[Opening Given data section]

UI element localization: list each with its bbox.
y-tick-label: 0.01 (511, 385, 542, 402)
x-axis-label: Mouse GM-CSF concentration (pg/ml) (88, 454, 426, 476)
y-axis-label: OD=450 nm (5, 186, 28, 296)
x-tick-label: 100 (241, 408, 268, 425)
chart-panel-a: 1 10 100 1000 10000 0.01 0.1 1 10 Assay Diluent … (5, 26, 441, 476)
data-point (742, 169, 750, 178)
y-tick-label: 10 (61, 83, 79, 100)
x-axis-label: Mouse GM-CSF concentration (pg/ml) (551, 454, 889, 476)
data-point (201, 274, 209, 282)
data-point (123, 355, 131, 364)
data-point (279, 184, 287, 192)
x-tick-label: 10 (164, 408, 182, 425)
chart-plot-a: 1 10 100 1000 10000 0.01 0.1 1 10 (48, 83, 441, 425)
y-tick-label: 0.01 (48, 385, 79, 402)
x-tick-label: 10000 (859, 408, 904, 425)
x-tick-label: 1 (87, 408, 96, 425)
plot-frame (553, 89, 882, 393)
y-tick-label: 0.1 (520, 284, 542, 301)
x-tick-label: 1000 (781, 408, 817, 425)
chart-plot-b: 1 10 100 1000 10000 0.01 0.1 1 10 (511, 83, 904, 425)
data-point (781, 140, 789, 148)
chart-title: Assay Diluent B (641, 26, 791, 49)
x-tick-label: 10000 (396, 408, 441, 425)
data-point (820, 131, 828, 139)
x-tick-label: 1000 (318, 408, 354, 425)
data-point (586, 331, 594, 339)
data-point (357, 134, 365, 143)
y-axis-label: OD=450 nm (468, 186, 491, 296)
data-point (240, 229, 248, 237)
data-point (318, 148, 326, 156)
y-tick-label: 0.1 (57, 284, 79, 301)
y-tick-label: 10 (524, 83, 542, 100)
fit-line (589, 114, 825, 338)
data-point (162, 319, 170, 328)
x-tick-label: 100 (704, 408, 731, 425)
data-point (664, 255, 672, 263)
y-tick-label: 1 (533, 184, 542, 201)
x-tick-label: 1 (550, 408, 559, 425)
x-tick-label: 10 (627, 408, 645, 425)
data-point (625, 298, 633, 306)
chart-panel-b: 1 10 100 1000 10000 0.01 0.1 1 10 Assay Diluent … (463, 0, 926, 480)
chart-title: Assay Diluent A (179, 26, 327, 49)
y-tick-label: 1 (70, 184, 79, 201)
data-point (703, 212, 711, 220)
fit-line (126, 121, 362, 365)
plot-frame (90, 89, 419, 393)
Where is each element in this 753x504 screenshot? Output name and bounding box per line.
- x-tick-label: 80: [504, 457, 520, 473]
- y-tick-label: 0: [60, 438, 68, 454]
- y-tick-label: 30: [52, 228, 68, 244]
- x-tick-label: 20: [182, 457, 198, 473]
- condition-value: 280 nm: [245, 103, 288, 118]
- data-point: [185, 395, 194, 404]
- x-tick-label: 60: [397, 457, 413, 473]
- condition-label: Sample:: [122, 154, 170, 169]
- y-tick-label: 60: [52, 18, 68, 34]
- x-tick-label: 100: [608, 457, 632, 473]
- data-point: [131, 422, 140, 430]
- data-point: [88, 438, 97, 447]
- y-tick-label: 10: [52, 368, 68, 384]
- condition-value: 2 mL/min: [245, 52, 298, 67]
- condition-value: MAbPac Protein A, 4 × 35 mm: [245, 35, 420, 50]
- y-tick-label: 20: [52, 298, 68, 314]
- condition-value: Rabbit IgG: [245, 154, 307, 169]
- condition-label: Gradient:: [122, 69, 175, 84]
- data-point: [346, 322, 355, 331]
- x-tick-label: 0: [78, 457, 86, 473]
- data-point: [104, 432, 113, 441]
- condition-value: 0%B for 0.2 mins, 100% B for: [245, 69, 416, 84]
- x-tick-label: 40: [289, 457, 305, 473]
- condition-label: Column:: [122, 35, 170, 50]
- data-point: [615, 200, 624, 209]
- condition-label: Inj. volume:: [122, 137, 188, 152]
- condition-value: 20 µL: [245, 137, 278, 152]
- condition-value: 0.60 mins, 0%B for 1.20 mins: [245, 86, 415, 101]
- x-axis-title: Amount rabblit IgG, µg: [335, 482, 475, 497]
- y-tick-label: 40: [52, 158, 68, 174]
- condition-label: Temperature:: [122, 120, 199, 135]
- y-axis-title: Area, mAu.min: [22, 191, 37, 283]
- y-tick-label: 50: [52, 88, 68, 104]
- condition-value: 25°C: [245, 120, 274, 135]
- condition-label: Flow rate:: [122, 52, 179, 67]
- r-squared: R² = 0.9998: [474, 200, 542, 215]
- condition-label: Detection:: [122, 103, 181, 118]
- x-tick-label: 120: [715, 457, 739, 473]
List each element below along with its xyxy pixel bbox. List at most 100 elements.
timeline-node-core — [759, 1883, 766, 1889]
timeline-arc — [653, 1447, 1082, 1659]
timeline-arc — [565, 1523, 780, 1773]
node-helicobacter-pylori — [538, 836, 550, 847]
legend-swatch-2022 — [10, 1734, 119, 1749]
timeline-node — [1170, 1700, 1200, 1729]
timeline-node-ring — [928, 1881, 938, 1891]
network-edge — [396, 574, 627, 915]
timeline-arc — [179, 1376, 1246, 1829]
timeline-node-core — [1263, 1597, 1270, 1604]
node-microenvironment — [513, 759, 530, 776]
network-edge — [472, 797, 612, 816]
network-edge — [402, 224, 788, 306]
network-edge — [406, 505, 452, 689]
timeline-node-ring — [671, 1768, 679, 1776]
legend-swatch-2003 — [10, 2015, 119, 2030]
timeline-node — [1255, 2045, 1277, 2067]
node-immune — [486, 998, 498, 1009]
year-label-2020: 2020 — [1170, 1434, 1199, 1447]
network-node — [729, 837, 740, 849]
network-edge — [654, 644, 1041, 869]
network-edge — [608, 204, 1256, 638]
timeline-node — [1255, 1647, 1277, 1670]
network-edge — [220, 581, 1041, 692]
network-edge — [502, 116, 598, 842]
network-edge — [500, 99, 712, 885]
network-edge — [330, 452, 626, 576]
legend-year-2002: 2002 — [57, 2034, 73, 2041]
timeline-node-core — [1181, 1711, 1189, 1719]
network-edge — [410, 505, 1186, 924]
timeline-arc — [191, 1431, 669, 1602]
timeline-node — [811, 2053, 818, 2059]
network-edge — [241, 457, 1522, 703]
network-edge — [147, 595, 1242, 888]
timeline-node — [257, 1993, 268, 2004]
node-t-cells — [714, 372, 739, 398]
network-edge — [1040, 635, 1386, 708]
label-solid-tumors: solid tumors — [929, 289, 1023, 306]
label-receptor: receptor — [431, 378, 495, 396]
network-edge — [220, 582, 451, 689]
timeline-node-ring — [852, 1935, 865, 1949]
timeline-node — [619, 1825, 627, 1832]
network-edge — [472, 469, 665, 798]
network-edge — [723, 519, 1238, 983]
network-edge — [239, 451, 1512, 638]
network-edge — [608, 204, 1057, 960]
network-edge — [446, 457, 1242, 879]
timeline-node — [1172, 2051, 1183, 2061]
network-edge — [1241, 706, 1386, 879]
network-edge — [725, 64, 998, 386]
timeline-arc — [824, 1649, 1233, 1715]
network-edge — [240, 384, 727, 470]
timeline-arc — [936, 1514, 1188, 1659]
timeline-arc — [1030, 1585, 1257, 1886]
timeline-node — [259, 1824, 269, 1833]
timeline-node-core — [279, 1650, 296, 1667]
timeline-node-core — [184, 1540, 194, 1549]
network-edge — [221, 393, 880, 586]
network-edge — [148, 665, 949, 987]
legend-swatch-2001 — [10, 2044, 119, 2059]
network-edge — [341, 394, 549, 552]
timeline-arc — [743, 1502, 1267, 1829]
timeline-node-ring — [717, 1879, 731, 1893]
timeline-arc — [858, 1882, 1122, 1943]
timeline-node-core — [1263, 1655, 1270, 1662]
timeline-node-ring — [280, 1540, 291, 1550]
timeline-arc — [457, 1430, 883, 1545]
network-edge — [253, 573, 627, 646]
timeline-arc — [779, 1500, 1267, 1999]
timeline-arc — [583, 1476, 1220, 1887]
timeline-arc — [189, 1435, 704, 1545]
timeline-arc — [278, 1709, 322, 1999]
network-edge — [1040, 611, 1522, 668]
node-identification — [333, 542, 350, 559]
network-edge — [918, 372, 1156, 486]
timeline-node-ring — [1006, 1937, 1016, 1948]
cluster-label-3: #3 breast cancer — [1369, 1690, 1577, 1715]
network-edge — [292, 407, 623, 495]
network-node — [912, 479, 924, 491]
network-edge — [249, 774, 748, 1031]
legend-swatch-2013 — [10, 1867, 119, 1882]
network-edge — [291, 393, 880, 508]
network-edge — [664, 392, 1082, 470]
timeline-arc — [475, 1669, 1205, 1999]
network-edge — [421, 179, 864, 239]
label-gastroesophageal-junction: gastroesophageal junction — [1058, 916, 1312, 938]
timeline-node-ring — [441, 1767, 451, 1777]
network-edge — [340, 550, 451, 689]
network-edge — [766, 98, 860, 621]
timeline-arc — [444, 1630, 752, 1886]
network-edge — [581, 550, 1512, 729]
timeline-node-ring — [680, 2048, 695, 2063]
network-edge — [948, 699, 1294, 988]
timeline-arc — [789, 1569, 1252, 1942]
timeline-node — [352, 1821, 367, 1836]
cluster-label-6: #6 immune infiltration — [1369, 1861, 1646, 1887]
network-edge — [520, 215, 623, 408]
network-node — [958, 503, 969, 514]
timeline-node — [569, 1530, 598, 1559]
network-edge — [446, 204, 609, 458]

[Closing Given data section]

Task item:
Report all lines of the data that include the word "immune".

Written response:
node-immune — [486, 998, 498, 1009]
cluster-label-6: #6 immune infiltration — [1369, 1861, 1646, 1887]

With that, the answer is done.